*THE INPUT*:
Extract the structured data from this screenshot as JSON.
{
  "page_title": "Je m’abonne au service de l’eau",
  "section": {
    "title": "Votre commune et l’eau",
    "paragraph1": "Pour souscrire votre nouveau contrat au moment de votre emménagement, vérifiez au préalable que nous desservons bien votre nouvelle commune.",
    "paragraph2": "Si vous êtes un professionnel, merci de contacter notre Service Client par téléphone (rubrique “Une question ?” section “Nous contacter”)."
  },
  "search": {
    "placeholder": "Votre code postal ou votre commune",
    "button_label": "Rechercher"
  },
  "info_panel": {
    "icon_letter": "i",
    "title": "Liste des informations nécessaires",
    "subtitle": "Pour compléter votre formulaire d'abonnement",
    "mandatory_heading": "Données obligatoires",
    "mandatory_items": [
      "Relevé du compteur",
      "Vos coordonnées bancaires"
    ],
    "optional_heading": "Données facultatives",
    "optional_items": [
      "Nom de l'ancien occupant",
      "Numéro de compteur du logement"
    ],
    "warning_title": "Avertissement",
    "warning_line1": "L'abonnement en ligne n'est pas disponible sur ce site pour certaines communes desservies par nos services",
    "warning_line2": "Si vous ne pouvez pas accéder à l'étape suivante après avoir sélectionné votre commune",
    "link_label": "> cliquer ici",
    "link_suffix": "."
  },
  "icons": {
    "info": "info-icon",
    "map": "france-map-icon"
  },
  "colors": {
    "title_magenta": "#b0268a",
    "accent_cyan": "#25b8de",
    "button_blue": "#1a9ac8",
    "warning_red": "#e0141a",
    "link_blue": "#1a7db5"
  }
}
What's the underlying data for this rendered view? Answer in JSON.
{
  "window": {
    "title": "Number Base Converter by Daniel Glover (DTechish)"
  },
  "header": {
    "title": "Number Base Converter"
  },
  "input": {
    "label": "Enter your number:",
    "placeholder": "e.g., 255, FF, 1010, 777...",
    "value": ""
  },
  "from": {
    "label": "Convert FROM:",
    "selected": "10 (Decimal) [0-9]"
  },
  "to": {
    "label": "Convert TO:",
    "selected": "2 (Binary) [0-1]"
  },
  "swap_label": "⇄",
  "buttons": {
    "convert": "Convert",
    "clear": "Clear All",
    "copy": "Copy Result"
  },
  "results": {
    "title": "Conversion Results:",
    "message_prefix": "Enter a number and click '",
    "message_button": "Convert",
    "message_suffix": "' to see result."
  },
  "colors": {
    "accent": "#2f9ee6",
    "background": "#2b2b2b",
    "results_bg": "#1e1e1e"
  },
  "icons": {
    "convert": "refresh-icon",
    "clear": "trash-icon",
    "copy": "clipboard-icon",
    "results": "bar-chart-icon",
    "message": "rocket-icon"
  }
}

*INSTRUCTION*: Give a word-for-word copy of the records.

*CORRECT RESPONSE*:
Extract the structured data from this screenshot as JSON.
{
  "page_title": "Je m’abonne au service de l’eau",
  "section": {
    "title": "Votre commune et l’eau",
    "paragraph1": "Pour souscrire votre nouveau contrat au moment de votre emménagement, vérifiez au préalable que nous desservons bien votre nouvelle commune.",
    "paragraph2": "Si vous êtes un professionnel, merci de contacter notre Service Client par téléphone (rubrique “Une question ?” section “Nous contacter”)."
  },
  "search": {
    "placeholder": "Votre code postal ou votre commune",
    "button_label": "Rechercher"
  },
  "info_panel": {
    "icon_letter": "i",
    "title": "Liste des informations nécessaires",
    "subtitle": "Pour compléter votre formulaire d'abonnement",
    "mandatory_heading": "Données obligatoires",
    "mandatory_items": [
      "Relevé du compteur",
      "Vos coordonnées bancaires"
    ],
    "optional_heading": "Données facultatives",
    "optional_items": [
      "Nom de l'ancien occupant",
      "Numéro de compteur du logement"
    ],
    "warning_title": "Avertissement",
    "warning_line1": "L'abonnement en ligne n'est pas disponible sur ce site pour certaines communes desservies par nos services",
    "warning_line2": "Si vous ne pouvez pas accéder à l'étape suivante après avoir sélectionné votre commune",
    "link_label": "> cliquer ici",
    "link_suffix": "."
  },
  "icons": {
    "info": "info-icon",
    "map": "france-map-icon"
  },
  "colors": {
    "title_magenta": "#b0268a",
    "accent_cyan": "#25b8de",
    "button_blue": "#1a9ac8",
    "warning_red": "#e0141a",
    "link_blue": "#1a7db5"
  }
}
What's the underlying data for this rendered view? Answer in JSON.
{
  "window": {
    "title": "Number Base Converter by Daniel Glover (DTechish)"
  },
  "header": {
    "title": "Number Base Converter"
  },
  "input": {
    "label": "Enter your number:",
    "placeholder": "e.g., 255, FF, 1010, 777...",
    "value": ""
  },
  "from": {
    "label": "Convert FROM:",
    "selected": "10 (Decimal) [0-9]"
  },
  "to": {
    "label": "Convert TO:",
    "selected": "2 (Binary) [0-1]"
  },
  "swap_label": "⇄",
  "buttons": {
    "convert": "Convert",
    "clear": "Clear All",
    "copy": "Copy Result"
  },
  "results": {
    "title": "Conversion Results:",
    "message_prefix": "Enter a number and click '",
    "message_button": "Convert",
    "message_suffix": "' to see result."
  },
  "colors": {
    "accent": "#2f9ee6",
    "background": "#2b2b2b",
    "results_bg": "#1e1e1e"
  },
  "icons": {
    "convert": "refresh-icon",
    "clear": "trash-icon",
    "copy": "clipboard-icon",
    "results": "bar-chart-icon",
    "message": "rocket-icon"
  }
}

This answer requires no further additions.